## START

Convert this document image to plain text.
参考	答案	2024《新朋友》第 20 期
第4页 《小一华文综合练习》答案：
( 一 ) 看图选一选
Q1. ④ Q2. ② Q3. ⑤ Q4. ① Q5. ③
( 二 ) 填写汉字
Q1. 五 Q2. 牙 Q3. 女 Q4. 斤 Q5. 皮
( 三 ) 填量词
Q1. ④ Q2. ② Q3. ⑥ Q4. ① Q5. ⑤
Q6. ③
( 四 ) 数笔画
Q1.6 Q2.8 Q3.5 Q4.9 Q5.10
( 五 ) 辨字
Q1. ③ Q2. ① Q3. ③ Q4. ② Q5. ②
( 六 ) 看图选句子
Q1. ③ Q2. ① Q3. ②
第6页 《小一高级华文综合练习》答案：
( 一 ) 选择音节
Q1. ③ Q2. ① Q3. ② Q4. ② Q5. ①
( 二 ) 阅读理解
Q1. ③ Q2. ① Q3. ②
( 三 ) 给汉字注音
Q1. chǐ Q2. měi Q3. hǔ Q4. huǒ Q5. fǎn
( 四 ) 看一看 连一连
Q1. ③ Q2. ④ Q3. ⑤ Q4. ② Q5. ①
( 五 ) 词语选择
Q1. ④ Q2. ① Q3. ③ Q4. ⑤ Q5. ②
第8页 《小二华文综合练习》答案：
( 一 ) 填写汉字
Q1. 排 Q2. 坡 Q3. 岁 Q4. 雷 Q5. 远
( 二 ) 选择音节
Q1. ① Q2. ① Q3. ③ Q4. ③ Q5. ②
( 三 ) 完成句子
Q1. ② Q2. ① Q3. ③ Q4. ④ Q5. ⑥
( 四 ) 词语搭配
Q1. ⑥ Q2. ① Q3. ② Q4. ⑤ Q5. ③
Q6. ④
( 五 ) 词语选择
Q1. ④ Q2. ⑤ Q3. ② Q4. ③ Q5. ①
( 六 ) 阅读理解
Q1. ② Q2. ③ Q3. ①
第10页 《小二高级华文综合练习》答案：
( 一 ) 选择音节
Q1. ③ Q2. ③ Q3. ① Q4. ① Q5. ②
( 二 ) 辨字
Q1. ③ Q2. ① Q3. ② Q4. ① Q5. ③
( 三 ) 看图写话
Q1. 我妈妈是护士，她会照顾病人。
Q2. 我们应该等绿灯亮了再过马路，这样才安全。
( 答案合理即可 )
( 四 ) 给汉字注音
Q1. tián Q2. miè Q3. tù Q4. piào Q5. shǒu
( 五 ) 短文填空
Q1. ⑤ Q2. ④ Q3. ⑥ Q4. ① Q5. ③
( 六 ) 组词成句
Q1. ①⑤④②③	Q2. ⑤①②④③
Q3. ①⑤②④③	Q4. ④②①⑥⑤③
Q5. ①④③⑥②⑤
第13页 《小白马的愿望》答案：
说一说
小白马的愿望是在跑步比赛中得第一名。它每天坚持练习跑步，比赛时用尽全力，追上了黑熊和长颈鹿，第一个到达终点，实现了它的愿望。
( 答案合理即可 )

## END

-- Requirement --
Repeat the records exactly, including every line.

-- The output --
Convert this document image to plain text.
参考	答案	2024《新朋友》第 20 期
第4页 《小一华文综合练习》答案：
( 一 ) 看图选一选
Q1. ④ Q2. ② Q3. ⑤ Q4. ① Q5. ③
( 二 ) 填写汉字
Q1. 五 Q2. 牙 Q3. 女 Q4. 斤 Q5. 皮
( 三 ) 填量词
Q1. ④ Q2. ② Q3. ⑥ Q4. ① Q5. ⑤
Q6. ③
( 四 ) 数笔画
Q1.6 Q2.8 Q3.5 Q4.9 Q5.10
( 五 ) 辨字
Q1. ③ Q2. ① Q3. ③ Q4. ② Q5. ②
( 六 ) 看图选句子
Q1. ③ Q2. ① Q3. ②
第6页 《小一高级华文综合练习》答案：
( 一 ) 选择音节
Q1. ③ Q2. ① Q3. ② Q4. ② Q5. ①
( 二 ) 阅读理解
Q1. ③ Q2. ① Q3. ②
( 三 ) 给汉字注音
Q1. chǐ Q2. měi Q3. hǔ Q4. huǒ Q5. fǎn
( 四 ) 看一看 连一连
Q1. ③ Q2. ④ Q3. ⑤ Q4. ② Q5. ①
( 五 ) 词语选择
Q1. ④ Q2. ① Q3. ③ Q4. ⑤ Q5. ②
第8页 《小二华文综合练习》答案：
( 一 ) 填写汉字
Q1. 排 Q2. 坡 Q3. 岁 Q4. 雷 Q5. 远
( 二 ) 选择音节
Q1. ① Q2. ① Q3. ③ Q4. ③ Q5. ②
( 三 ) 完成句子
Q1. ② Q2. ① Q3. ③ Q4. ④ Q5. ⑥
( 四 ) 词语搭配
Q1. ⑥ Q2. ① Q3. ② Q4. ⑤ Q5. ③
Q6. ④
( 五 ) 词语选择
Q1. ④ Q2. ⑤ Q3. ② Q4. ③ Q5. ①
( 六 ) 阅读理解
Q1. ② Q2. ③ Q3. ①
第10页 《小二高级华文综合练习》答案：
( 一 ) 选择音节
Q1. ③ Q2. ③ Q3. ① Q4. ① Q5. ②
( 二 ) 辨字
Q1. ③ Q2. ① Q3. ② Q4. ① Q5. ③
( 三 ) 看图写话
Q1. 我妈妈是护士，她会照顾病人。
Q2. 我们应该等绿灯亮了再过马路，这样才安全。
( 答案合理即可 )
( 四 ) 给汉字注音
Q1. tián Q2. miè Q3. tù Q4. piào Q5. shǒu
( 五 ) 短文填空
Q1. ⑤ Q2. ④ Q3. ⑥ Q4. ① Q5. ③
( 六 ) 组词成句
Q1. ①⑤④②③	Q2. ⑤①②④③
Q3. ①⑤②④③	Q4. ④②①⑥⑤③
Q5. ①④③⑥②⑤
第13页 《小白马的愿望》答案：
说一说
小白马的愿望是在跑步比赛中得第一名。它每天坚持练习跑步，比赛时用尽全力，追上了黑熊和长颈鹿，第一个到达终点，实现了它的愿望。
( 答案合理即可 )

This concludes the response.